What you are asked to do —
Only the number is wanted: how many lines hold the word "JSON"?

........

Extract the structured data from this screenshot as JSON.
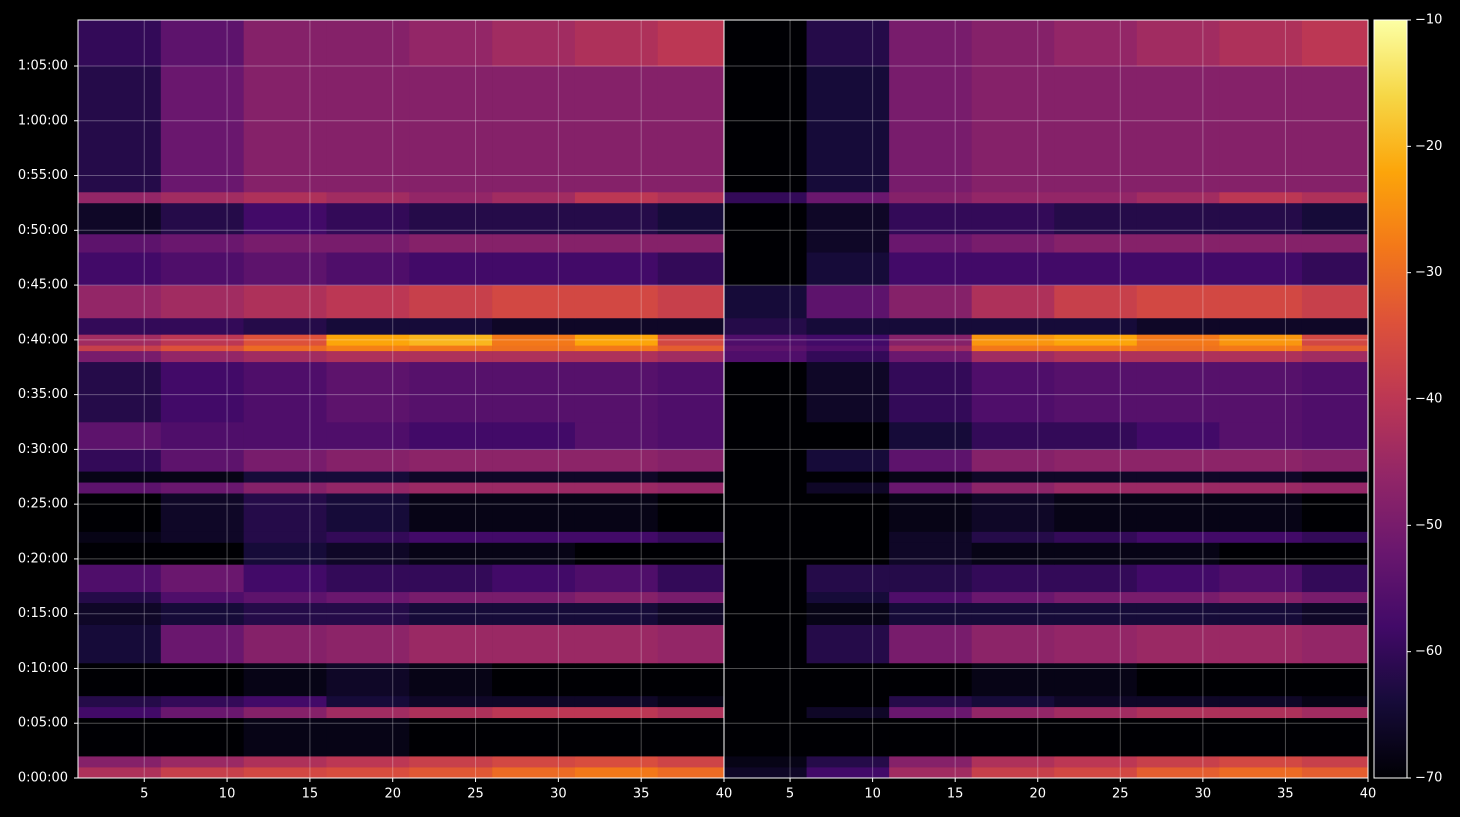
{
  "chart_data": [
    {
      "type": "heatmap",
      "xbins": [
        1,
        6,
        11,
        16,
        21,
        26,
        31,
        36,
        40
      ],
      "ybins": [
        0,
        60,
        120,
        330,
        390,
        450,
        630,
        840,
        960,
        1020,
        1170,
        1290,
        1350,
        1560,
        1620,
        1680,
        1800,
        1950,
        2280,
        2340,
        2370,
        2430,
        2520,
        2700,
        2880,
        2980,
        3150,
        3210,
        3900,
        4152
      ],
      "xlim": [
        1,
        40
      ],
      "ylim": [
        0,
        4152
      ],
      "xticks": [
        5,
        10,
        15,
        20,
        25,
        30,
        35,
        40
      ],
      "yticks": [
        {
          "value": 0,
          "label": "0:00:00"
        },
        {
          "value": 300,
          "label": "0:05:00"
        },
        {
          "value": 600,
          "label": "0:10:00"
        },
        {
          "value": 900,
          "label": "0:15:00"
        },
        {
          "value": 1200,
          "label": "0:20:00"
        },
        {
          "value": 1500,
          "label": "0:25:00"
        },
        {
          "value": 1800,
          "label": "0:30:00"
        },
        {
          "value": 2100,
          "label": "0:35:00"
        },
        {
          "value": 2400,
          "label": "0:40:00"
        },
        {
          "value": 2700,
          "label": "0:45:00"
        },
        {
          "value": 3000,
          "label": "0:50:00"
        },
        {
          "value": 3300,
          "label": "0:55:00"
        },
        {
          "value": 3600,
          "label": "1:00:00"
        },
        {
          "value": 3900,
          "label": "1:05:00"
        }
      ],
      "grid": true,
      "values": [
        [
          -42,
          -38,
          -36,
          -35,
          -33,
          -30,
          -28,
          -30
        ],
        [
          -48,
          -45,
          -42,
          -40,
          -38,
          -36,
          -35,
          -37
        ],
        [
          -70,
          -70,
          -68,
          -68,
          -70,
          -70,
          -70,
          -70
        ],
        [
          -58,
          -52,
          -48,
          -44,
          -42,
          -40,
          -40,
          -42
        ],
        [
          -62,
          -60,
          -58,
          -64,
          -66,
          -66,
          -66,
          -68
        ],
        [
          -70,
          -70,
          -68,
          -66,
          -68,
          -70,
          -70,
          -70
        ],
        [
          -64,
          -52,
          -48,
          -47,
          -45,
          -45,
          -45,
          -46
        ],
        [
          -66,
          -64,
          -62,
          -62,
          -64,
          -64,
          -64,
          -66
        ],
        [
          -62,
          -56,
          -54,
          -52,
          -50,
          -50,
          -48,
          -50
        ],
        [
          -56,
          -52,
          -58,
          -60,
          -60,
          -58,
          -56,
          -60
        ],
        [
          -70,
          -70,
          -64,
          -66,
          -68,
          -68,
          -70,
          -70
        ],
        [
          -68,
          -66,
          -62,
          -60,
          -58,
          -58,
          -58,
          -60
        ],
        [
          -70,
          -66,
          -62,
          -64,
          -68,
          -68,
          -68,
          -70
        ],
        [
          -54,
          -52,
          -48,
          -46,
          -45,
          -45,
          -45,
          -46
        ],
        [
          -68,
          -68,
          -64,
          -64,
          -66,
          -66,
          -66,
          -68
        ],
        [
          -60,
          -54,
          -50,
          -48,
          -47,
          -47,
          -47,
          -48
        ],
        [
          -54,
          -56,
          -56,
          -56,
          -58,
          -58,
          -55,
          -56
        ],
        [
          -62,
          -58,
          -56,
          -54,
          -55,
          -55,
          -55,
          -56
        ],
        [
          -50,
          -46,
          -44,
          -42,
          -42,
          -42,
          -42,
          -44
        ],
        [
          -38,
          -34,
          -30,
          -27,
          -28,
          -29,
          -28,
          -32
        ],
        [
          -44,
          -40,
          -34,
          -22,
          -20,
          -28,
          -22,
          -36
        ],
        [
          -60,
          -60,
          -62,
          -64,
          -64,
          -66,
          -66,
          -66
        ],
        [
          -46,
          -44,
          -42,
          -40,
          -38,
          -36,
          -36,
          -38
        ],
        [
          -58,
          -56,
          -54,
          -56,
          -58,
          -58,
          -58,
          -60
        ],
        [
          -54,
          -52,
          -50,
          -50,
          -48,
          -48,
          -48,
          -48
        ],
        [
          -66,
          -62,
          -58,
          -60,
          -62,
          -62,
          -62,
          -64
        ],
        [
          -46,
          -44,
          -42,
          -44,
          -46,
          -44,
          -40,
          -42
        ],
        [
          -62,
          -52,
          -48,
          -48,
          -48,
          -48,
          -48,
          -48
        ],
        [
          -60,
          -54,
          -48,
          -48,
          -46,
          -44,
          -42,
          -40
        ]
      ]
    },
    {
      "type": "heatmap",
      "xbins": [
        1,
        6,
        11,
        16,
        21,
        26,
        31,
        36,
        40
      ],
      "ybins": [
        0,
        60,
        120,
        330,
        390,
        450,
        630,
        840,
        960,
        1020,
        1170,
        1290,
        1350,
        1560,
        1620,
        1680,
        1800,
        1950,
        2280,
        2340,
        2370,
        2430,
        2520,
        2700,
        2880,
        2980,
        3150,
        3210,
        3900,
        4152
      ],
      "xlim": [
        1,
        40
      ],
      "ylim": [
        0,
        4152
      ],
      "xticks": [
        5,
        10,
        15,
        20,
        25,
        30,
        35,
        40
      ],
      "grid": true,
      "values": [
        [
          -66,
          -58,
          -44,
          -38,
          -36,
          -32,
          -30,
          -32
        ],
        [
          -68,
          -62,
          -48,
          -42,
          -40,
          -38,
          -36,
          -38
        ],
        [
          -70,
          -70,
          -70,
          -70,
          -70,
          -70,
          -70,
          -70
        ],
        [
          -70,
          -66,
          -52,
          -46,
          -44,
          -42,
          -42,
          -44
        ],
        [
          -70,
          -70,
          -62,
          -64,
          -66,
          -66,
          -66,
          -68
        ],
        [
          -70,
          -70,
          -70,
          -68,
          -68,
          -70,
          -70,
          -70
        ],
        [
          -70,
          -62,
          -50,
          -47,
          -46,
          -45,
          -45,
          -46
        ],
        [
          -70,
          -68,
          -64,
          -64,
          -64,
          -64,
          -64,
          -66
        ],
        [
          -70,
          -64,
          -56,
          -52,
          -50,
          -50,
          -48,
          -50
        ],
        [
          -70,
          -62,
          -62,
          -60,
          -60,
          -58,
          -56,
          -60
        ],
        [
          -70,
          -70,
          -66,
          -68,
          -68,
          -68,
          -70,
          -70
        ],
        [
          -70,
          -70,
          -66,
          -62,
          -60,
          -58,
          -58,
          -60
        ],
        [
          -70,
          -70,
          -68,
          -66,
          -68,
          -68,
          -68,
          -70
        ],
        [
          -70,
          -66,
          -52,
          -47,
          -45,
          -45,
          -45,
          -46
        ],
        [
          -70,
          -70,
          -68,
          -66,
          -66,
          -66,
          -66,
          -68
        ],
        [
          -70,
          -64,
          -54,
          -48,
          -47,
          -47,
          -47,
          -48
        ],
        [
          -70,
          -70,
          -64,
          -60,
          -60,
          -58,
          -55,
          -56
        ],
        [
          -70,
          -66,
          -60,
          -56,
          -55,
          -55,
          -55,
          -56
        ],
        [
          -56,
          -60,
          -52,
          -44,
          -42,
          -42,
          -42,
          -44
        ],
        [
          -54,
          -56,
          -44,
          -28,
          -28,
          -29,
          -28,
          -32
        ],
        [
          -56,
          -58,
          -48,
          -24,
          -22,
          -28,
          -24,
          -36
        ],
        [
          -62,
          -64,
          -64,
          -64,
          -64,
          -66,
          -66,
          -66
        ],
        [
          -64,
          -54,
          -48,
          -42,
          -38,
          -36,
          -36,
          -38
        ],
        [
          -70,
          -64,
          -58,
          -58,
          -58,
          -58,
          -58,
          -60
        ],
        [
          -70,
          -66,
          -52,
          -50,
          -48,
          -48,
          -48,
          -48
        ],
        [
          -70,
          -66,
          -60,
          -60,
          -62,
          -62,
          -62,
          -64
        ],
        [
          -60,
          -52,
          -48,
          -46,
          -46,
          -44,
          -40,
          -42
        ],
        [
          -70,
          -64,
          -50,
          -48,
          -48,
          -48,
          -48,
          -48
        ],
        [
          -70,
          -62,
          -50,
          -48,
          -46,
          -44,
          -42,
          -40
        ]
      ]
    }
  ],
  "colorbar": {
    "colormap": "inferno",
    "lim": [
      -70,
      -10
    ],
    "ticks": [
      {
        "value": -70,
        "label": "−70"
      },
      {
        "value": -60,
        "label": "−60"
      },
      {
        "value": -50,
        "label": "−50"
      },
      {
        "value": -40,
        "label": "−40"
      },
      {
        "value": -30,
        "label": "−30"
      },
      {
        "value": -20,
        "label": "−20"
      },
      {
        "value": -10,
        "label": "−10"
      }
    ]
  }
}
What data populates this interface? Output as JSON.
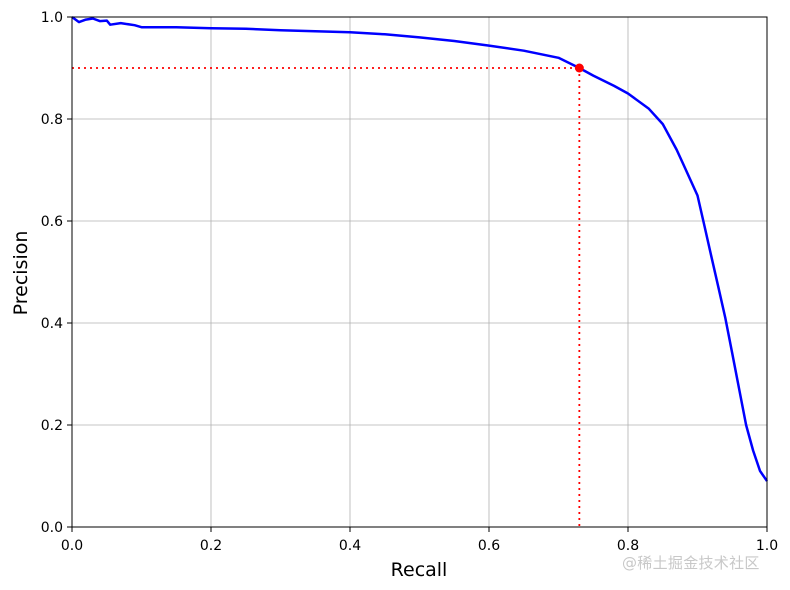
{
  "chart_data": {
    "type": "line",
    "title": "",
    "xlabel": "Recall",
    "ylabel": "Precision",
    "xlim": [
      0.0,
      1.0
    ],
    "ylim": [
      0.0,
      1.0
    ],
    "xticks": [
      "0.0",
      "0.2",
      "0.4",
      "0.6",
      "0.8",
      "1.0"
    ],
    "yticks": [
      "0.0",
      "0.2",
      "0.4",
      "0.6",
      "0.8",
      "1.0"
    ],
    "grid": true,
    "series": [
      {
        "color": "#0000ff",
        "x": [
          0.0,
          0.01,
          0.02,
          0.03,
          0.04,
          0.05,
          0.055,
          0.07,
          0.09,
          0.1,
          0.12,
          0.15,
          0.2,
          0.25,
          0.3,
          0.35,
          0.4,
          0.45,
          0.5,
          0.55,
          0.6,
          0.65,
          0.7,
          0.73,
          0.75,
          0.78,
          0.8,
          0.83,
          0.85,
          0.87,
          0.88,
          0.9,
          0.91,
          0.92,
          0.93,
          0.94,
          0.95,
          0.96,
          0.97,
          0.98,
          0.99,
          1.0
        ],
        "y": [
          1.0,
          0.99,
          0.995,
          0.997,
          0.992,
          0.993,
          0.985,
          0.988,
          0.984,
          0.98,
          0.98,
          0.98,
          0.978,
          0.977,
          0.974,
          0.972,
          0.97,
          0.966,
          0.96,
          0.953,
          0.944,
          0.934,
          0.92,
          0.9,
          0.885,
          0.865,
          0.85,
          0.82,
          0.79,
          0.74,
          0.71,
          0.65,
          0.59,
          0.53,
          0.47,
          0.41,
          0.34,
          0.27,
          0.2,
          0.15,
          0.11,
          0.09
        ]
      }
    ],
    "threshold_point": {
      "x": 0.73,
      "y": 0.9,
      "color": "#ff0000"
    },
    "watermark": "@稀土掘金技术社区"
  }
}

........

Finished answer —
2